▶ [EXERCISE] Search the entries below for the word "mutant", then copy each line in which it is found.

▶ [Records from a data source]

▬▬▬

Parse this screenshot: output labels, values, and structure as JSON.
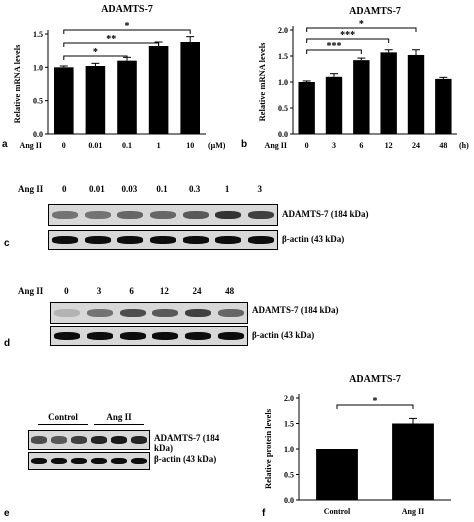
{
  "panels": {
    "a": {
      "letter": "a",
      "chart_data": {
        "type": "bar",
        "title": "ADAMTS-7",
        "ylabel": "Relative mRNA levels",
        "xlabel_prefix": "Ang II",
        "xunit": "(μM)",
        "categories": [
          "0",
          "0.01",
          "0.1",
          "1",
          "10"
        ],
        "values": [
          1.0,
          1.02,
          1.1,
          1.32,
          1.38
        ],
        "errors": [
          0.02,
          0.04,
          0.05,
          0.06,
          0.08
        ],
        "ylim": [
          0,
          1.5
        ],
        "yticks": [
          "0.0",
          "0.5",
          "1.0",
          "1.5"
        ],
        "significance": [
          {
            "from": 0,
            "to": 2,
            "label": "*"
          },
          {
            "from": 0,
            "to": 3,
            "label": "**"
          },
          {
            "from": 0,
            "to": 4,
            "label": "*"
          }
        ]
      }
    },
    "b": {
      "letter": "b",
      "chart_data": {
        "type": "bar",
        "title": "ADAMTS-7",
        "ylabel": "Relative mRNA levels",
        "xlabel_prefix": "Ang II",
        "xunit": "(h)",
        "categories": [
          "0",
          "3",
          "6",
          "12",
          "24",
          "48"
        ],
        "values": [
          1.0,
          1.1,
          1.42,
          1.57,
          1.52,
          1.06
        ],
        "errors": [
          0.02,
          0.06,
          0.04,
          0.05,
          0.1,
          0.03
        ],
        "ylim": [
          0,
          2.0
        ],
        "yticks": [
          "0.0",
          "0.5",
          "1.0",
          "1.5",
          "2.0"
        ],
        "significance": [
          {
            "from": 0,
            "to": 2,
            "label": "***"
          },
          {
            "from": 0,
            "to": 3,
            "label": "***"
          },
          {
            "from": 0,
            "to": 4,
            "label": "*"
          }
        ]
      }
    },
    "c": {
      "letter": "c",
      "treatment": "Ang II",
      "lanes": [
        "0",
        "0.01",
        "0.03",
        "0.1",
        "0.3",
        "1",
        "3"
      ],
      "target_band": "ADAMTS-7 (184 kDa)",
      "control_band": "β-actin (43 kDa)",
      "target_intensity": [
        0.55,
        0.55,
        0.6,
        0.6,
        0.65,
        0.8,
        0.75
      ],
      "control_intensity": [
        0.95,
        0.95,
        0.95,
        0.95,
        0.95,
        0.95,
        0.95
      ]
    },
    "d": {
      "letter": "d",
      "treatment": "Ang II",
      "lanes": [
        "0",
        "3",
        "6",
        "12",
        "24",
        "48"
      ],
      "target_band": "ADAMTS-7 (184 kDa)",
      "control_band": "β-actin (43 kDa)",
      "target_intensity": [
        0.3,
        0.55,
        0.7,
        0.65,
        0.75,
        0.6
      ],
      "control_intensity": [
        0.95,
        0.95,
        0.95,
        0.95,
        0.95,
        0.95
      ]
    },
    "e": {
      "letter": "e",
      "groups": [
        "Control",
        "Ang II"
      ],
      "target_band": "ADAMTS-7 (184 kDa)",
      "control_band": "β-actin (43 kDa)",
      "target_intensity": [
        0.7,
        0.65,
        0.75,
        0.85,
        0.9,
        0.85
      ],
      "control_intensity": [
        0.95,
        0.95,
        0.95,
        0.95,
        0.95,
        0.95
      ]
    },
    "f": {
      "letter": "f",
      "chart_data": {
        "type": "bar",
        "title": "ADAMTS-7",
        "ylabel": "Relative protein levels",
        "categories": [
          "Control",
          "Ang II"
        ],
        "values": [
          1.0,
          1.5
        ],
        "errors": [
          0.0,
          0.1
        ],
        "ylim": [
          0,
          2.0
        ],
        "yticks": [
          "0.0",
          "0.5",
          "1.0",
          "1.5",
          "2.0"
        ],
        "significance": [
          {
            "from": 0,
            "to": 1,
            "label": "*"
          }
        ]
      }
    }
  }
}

▬▬▬

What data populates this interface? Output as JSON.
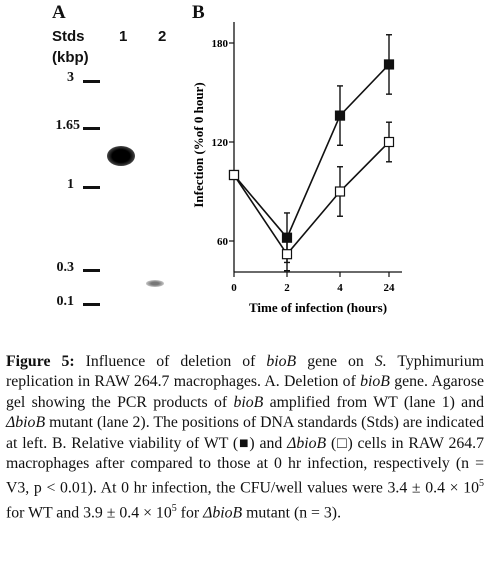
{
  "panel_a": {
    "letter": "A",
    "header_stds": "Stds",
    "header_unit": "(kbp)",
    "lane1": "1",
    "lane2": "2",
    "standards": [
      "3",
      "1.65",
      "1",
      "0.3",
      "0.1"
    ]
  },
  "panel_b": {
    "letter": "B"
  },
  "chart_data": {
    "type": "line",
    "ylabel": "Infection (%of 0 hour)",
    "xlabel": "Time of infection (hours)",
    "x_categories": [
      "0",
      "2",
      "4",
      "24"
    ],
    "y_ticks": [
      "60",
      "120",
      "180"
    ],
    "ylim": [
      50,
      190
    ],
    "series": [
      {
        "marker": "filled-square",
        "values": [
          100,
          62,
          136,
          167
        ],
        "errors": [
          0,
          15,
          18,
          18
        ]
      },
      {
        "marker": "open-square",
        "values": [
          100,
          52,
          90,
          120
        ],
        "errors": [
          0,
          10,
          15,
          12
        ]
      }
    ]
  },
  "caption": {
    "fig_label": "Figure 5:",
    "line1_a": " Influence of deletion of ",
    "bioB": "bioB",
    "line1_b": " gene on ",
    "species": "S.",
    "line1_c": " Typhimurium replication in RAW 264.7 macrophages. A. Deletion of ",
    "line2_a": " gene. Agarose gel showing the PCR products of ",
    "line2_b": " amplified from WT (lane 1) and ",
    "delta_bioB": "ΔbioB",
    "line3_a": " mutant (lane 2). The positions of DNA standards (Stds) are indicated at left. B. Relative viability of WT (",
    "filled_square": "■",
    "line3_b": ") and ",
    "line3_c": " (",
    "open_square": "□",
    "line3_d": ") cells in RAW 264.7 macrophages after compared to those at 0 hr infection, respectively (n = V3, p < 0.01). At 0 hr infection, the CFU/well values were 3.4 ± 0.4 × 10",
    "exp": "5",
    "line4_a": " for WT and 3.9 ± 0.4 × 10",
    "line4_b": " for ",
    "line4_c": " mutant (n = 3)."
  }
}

▬▬▬

▶ [TASK RESPONSE]
    "line3_a": " mutant (lane 2). The positions of DNA standards (Stds) are indicated at left. B. Relative viability of WT (",
    "line4_c": " mutant (n = 3)."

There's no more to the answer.